• _Exercise objective_: Transcribe the records below exactly, leaving out any pictures.

• _Dataset entries_:
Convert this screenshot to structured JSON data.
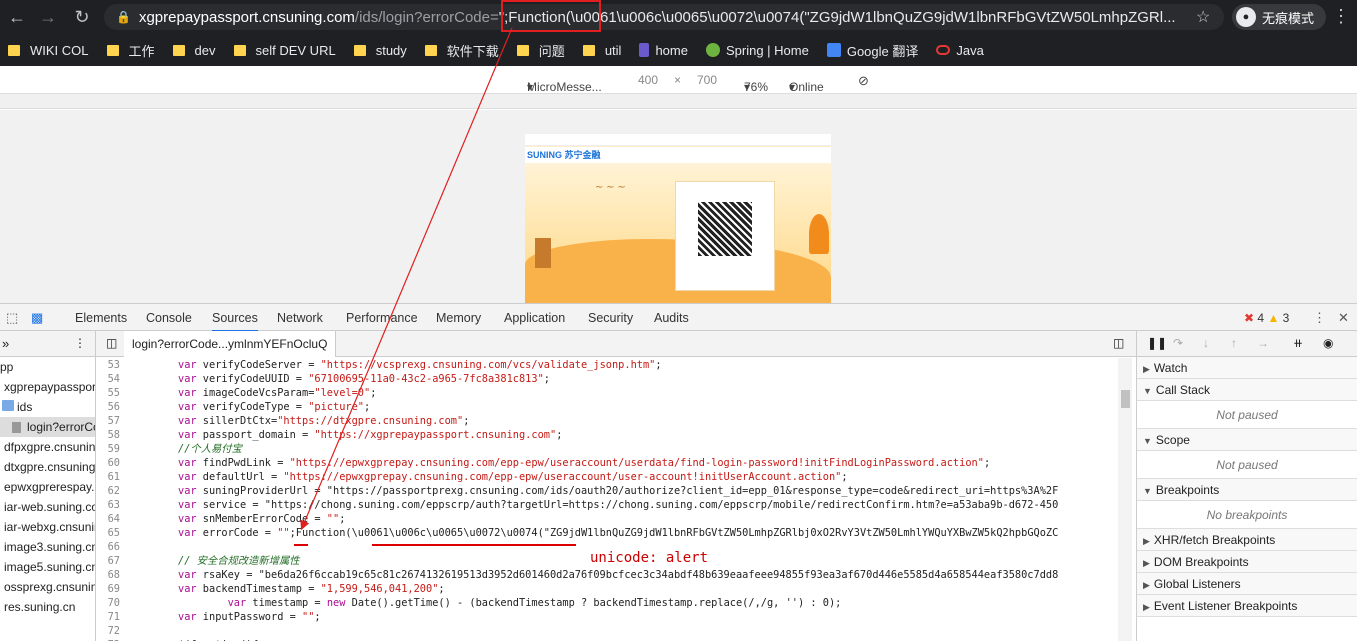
{
  "browser": {
    "url_host": "xgprepaypassport.cnsuning.com",
    "url_path_visible": "/ids/login?errorCode=",
    "url_injected": "\";Function(\\u0061\\u006c\\u0065\\u0072\\u0074(\"ZG9jdW1lbnQuZG9jdW1lbnRFbGVtZW50LmhpZGRl...",
    "incognito_label": "无痕模式"
  },
  "bookmarks": [
    {
      "label": "WIKI COL"
    },
    {
      "label": "工作"
    },
    {
      "label": "dev"
    },
    {
      "label": "self DEV URL"
    },
    {
      "label": "study"
    },
    {
      "label": "软件下载"
    },
    {
      "label": "问题"
    },
    {
      "label": "util"
    },
    {
      "label": "home"
    },
    {
      "label": "Spring | Home"
    },
    {
      "label": "Google 翻译"
    },
    {
      "label": "Java"
    }
  ],
  "device_toolbar": {
    "device": "MicroMesse...",
    "width": "400",
    "times": "×",
    "height": "700",
    "zoom": "76%",
    "network": "Online"
  },
  "devtools_tabs": [
    "Elements",
    "Console",
    "Sources",
    "Network",
    "Performance",
    "Memory",
    "Application",
    "Security",
    "Audits"
  ],
  "errors": {
    "errors": "4",
    "warnings": "3"
  },
  "navigator": {
    "items": [
      "pp",
      "xgprepaypassport",
      "ids",
      "login?errorCo",
      "dfpxgpre.cnsuning",
      "dtxgpre.cnsuning",
      "epwxgprerespay.c",
      "iar-web.suning.co",
      "iar-webxg.cnsunin",
      "image3.suning.cn",
      "image5.suning.cn",
      "ossprexg.cnsuning",
      "res.suning.cn"
    ]
  },
  "editor": {
    "file_tab": "login?errorCode...ymlnmYEFnOcluQ",
    "lines": [
      {
        "n": "53",
        "t": "var verifyCodeServer = \"https://vcsprexg.cnsuning.com/vcs/validate_jsonp.htm\";"
      },
      {
        "n": "54",
        "t": "var verifyCodeUUID = \"67100695-11a0-43c2-a965-7fc8a381c813\";"
      },
      {
        "n": "55",
        "t": "var imageCodeVcsParam=\"level=0\";"
      },
      {
        "n": "56",
        "t": "var verifyCodeType = \"picture\";"
      },
      {
        "n": "57",
        "t": "var sillerDtCtx=\"https://dtxgpre.cnsuning.com\";"
      },
      {
        "n": "58",
        "t": "var passport_domain = \"https://xgprepaypassport.cnsuning.com\";"
      },
      {
        "n": "59",
        "t": "//个人易付宝"
      },
      {
        "n": "60",
        "t": "var findPwdLink = \"https://epwxgprepay.cnsuning.com/epp-epw/useraccount/userdata/find-login-password!initFindLoginPassword.action\";"
      },
      {
        "n": "61",
        "t": "var defaultUrl = \"https://epwxgprepay.cnsuning.com/epp-epw/useraccount/user-account!initUserAccount.action\";"
      },
      {
        "n": "62",
        "t": "var suningProviderUrl = \"https://passportprexg.cnsuning.com/ids/oauth20/authorize?client_id=epp_01&response_type=code&redirect_uri=https%3A%2F"
      },
      {
        "n": "63",
        "t": "var service = \"https://chong.suning.com/eppscrp/auth?targetUrl=https://chong.suning.com/eppscrp/mobile/redirectConfirm.htm?e=a53aba9b-d672-450"
      },
      {
        "n": "64",
        "t": "var snMemberErrorCode = \"\";"
      },
      {
        "n": "65",
        "t": "var errorCode = \"\";Function(\\u0061\\u006c\\u0065\\u0072\\u0074(\"ZG9jdW1lbnQuZG9jdW1lbnRFbGVtZW50LmhpZGRlbj0xO2RvY3VtZW50LmhlYWQuYXBwZW5kQ2hpbGQoZC"
      },
      {
        "n": "66",
        "t": ""
      },
      {
        "n": "67",
        "t": "// 安全合规改造新增属性"
      },
      {
        "n": "68",
        "t": "var rsaKey = \"be6da26f6ccab19c65c81c2674132619513d3952d601460d2a76f09bcfcec3c34abdf48b639eaafeee94855f93ea3af670d446e5585d4a658544eaf3580c7dd8"
      },
      {
        "n": "69",
        "t": "var backendTimestamp = \"1,599,546,041,200\";"
      },
      {
        "n": "70",
        "t": "        var timestamp = new Date().getTime() - (backendTimestamp ? backendTimestamp.replace(/,/g, '') : 0);"
      },
      {
        "n": "71",
        "t": "var inputPassword = \"\";"
      },
      {
        "n": "72",
        "t": ""
      },
      {
        "n": "73",
        "t": "$(function(){"
      }
    ],
    "annotation": "unicode: alert"
  },
  "sidebar": {
    "sections": [
      {
        "label": "Watch",
        "body": ""
      },
      {
        "label": "Call Stack",
        "body": "Not paused"
      },
      {
        "label": "Scope",
        "body": "Not paused"
      },
      {
        "label": "Breakpoints",
        "body": "No breakpoints"
      },
      {
        "label": "XHR/fetch Breakpoints",
        "body": ""
      },
      {
        "label": "DOM Breakpoints",
        "body": ""
      },
      {
        "label": "Global Listeners",
        "body": ""
      },
      {
        "label": "Event Listener Breakpoints",
        "body": ""
      }
    ]
  },
  "colors": {
    "accent": "#1a73e8",
    "annotation_red": "#e02020"
  }
}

• _Solution_:
Convert this screenshot to structured JSON data.
{
  "browser": {
    "url_host": "xgprepaypassport.cnsuning.com",
    "url_path_visible": "/ids/login?errorCode=",
    "url_injected": "\";Function(\\u0061\\u006c\\u0065\\u0072\\u0074(\"ZG9jdW1lbnQuZG9jdW1lbnRFbGVtZW50LmhpZGRl...",
    "incognito_label": "无痕模式"
  },
  "bookmarks": [
    {
      "label": "WIKI COL"
    },
    {
      "label": "工作"
    },
    {
      "label": "dev"
    },
    {
      "label": "self DEV URL"
    },
    {
      "label": "study"
    },
    {
      "label": "软件下载"
    },
    {
      "label": "问题"
    },
    {
      "label": "util"
    },
    {
      "label": "home"
    },
    {
      "label": "Spring | Home"
    },
    {
      "label": "Google 翻译"
    },
    {
      "label": "Java"
    }
  ],
  "device_toolbar": {
    "device": "MicroMesse...",
    "width": "400",
    "times": "×",
    "height": "700",
    "zoom": "76%",
    "network": "Online"
  },
  "devtools_tabs": [
    "Elements",
    "Console",
    "Sources",
    "Network",
    "Performance",
    "Memory",
    "Application",
    "Security",
    "Audits"
  ],
  "errors": {
    "errors": "4",
    "warnings": "3"
  },
  "navigator": {
    "items": [
      "pp",
      "xgprepaypassport",
      "ids",
      "login?errorCo",
      "dfpxgpre.cnsuning",
      "dtxgpre.cnsuning",
      "epwxgprerespay.c",
      "iar-web.suning.co",
      "iar-webxg.cnsunin",
      "image3.suning.cn",
      "image5.suning.cn",
      "ossprexg.cnsuning",
      "res.suning.cn"
    ]
  },
  "editor": {
    "file_tab": "login?errorCode...ymlnmYEFnOcluQ",
    "lines": [
      {
        "n": "53",
        "t": "var verifyCodeServer = \"https://vcsprexg.cnsuning.com/vcs/validate_jsonp.htm\";"
      },
      {
        "n": "54",
        "t": "var verifyCodeUUID = \"67100695-11a0-43c2-a965-7fc8a381c813\";"
      },
      {
        "n": "55",
        "t": "var imageCodeVcsParam=\"level=0\";"
      },
      {
        "n": "56",
        "t": "var verifyCodeType = \"picture\";"
      },
      {
        "n": "57",
        "t": "var sillerDtCtx=\"https://dtxgpre.cnsuning.com\";"
      },
      {
        "n": "58",
        "t": "var passport_domain = \"https://xgprepaypassport.cnsuning.com\";"
      },
      {
        "n": "59",
        "t": "//个人易付宝"
      },
      {
        "n": "60",
        "t": "var findPwdLink = \"https://epwxgprepay.cnsuning.com/epp-epw/useraccount/userdata/find-login-password!initFindLoginPassword.action\";"
      },
      {
        "n": "61",
        "t": "var defaultUrl = \"https://epwxgprepay.cnsuning.com/epp-epw/useraccount/user-account!initUserAccount.action\";"
      },
      {
        "n": "62",
        "t": "var suningProviderUrl = \"https://passportprexg.cnsuning.com/ids/oauth20/authorize?client_id=epp_01&response_type=code&redirect_uri=https%3A%2F"
      },
      {
        "n": "63",
        "t": "var service = \"https://chong.suning.com/eppscrp/auth?targetUrl=https://chong.suning.com/eppscrp/mobile/redirectConfirm.htm?e=a53aba9b-d672-450"
      },
      {
        "n": "64",
        "t": "var snMemberErrorCode = \"\";"
      },
      {
        "n": "65",
        "t": "var errorCode = \"\";Function(\\u0061\\u006c\\u0065\\u0072\\u0074(\"ZG9jdW1lbnQuZG9jdW1lbnRFbGVtZW50LmhpZGRlbj0xO2RvY3VtZW50LmhlYWQuYXBwZW5kQ2hpbGQoZC"
      },
      {
        "n": "66",
        "t": ""
      },
      {
        "n": "67",
        "t": "// 安全合规改造新增属性"
      },
      {
        "n": "68",
        "t": "var rsaKey = \"be6da26f6ccab19c65c81c2674132619513d3952d601460d2a76f09bcfcec3c34abdf48b639eaafeee94855f93ea3af670d446e5585d4a658544eaf3580c7dd8"
      },
      {
        "n": "69",
        "t": "var backendTimestamp = \"1,599,546,041,200\";"
      },
      {
        "n": "70",
        "t": "        var timestamp = new Date().getTime() - (backendTimestamp ? backendTimestamp.replace(/,/g, '') : 0);"
      },
      {
        "n": "71",
        "t": "var inputPassword = \"\";"
      },
      {
        "n": "72",
        "t": ""
      },
      {
        "n": "73",
        "t": "$(function(){"
      }
    ],
    "annotation": "unicode: alert"
  },
  "sidebar": {
    "sections": [
      {
        "label": "Watch",
        "body": ""
      },
      {
        "label": "Call Stack",
        "body": "Not paused"
      },
      {
        "label": "Scope",
        "body": "Not paused"
      },
      {
        "label": "Breakpoints",
        "body": "No breakpoints"
      },
      {
        "label": "XHR/fetch Breakpoints",
        "body": ""
      },
      {
        "label": "DOM Breakpoints",
        "body": ""
      },
      {
        "label": "Global Listeners",
        "body": ""
      },
      {
        "label": "Event Listener Breakpoints",
        "body": ""
      }
    ]
  },
  "colors": {
    "accent": "#1a73e8",
    "annotation_red": "#e02020"
  }
}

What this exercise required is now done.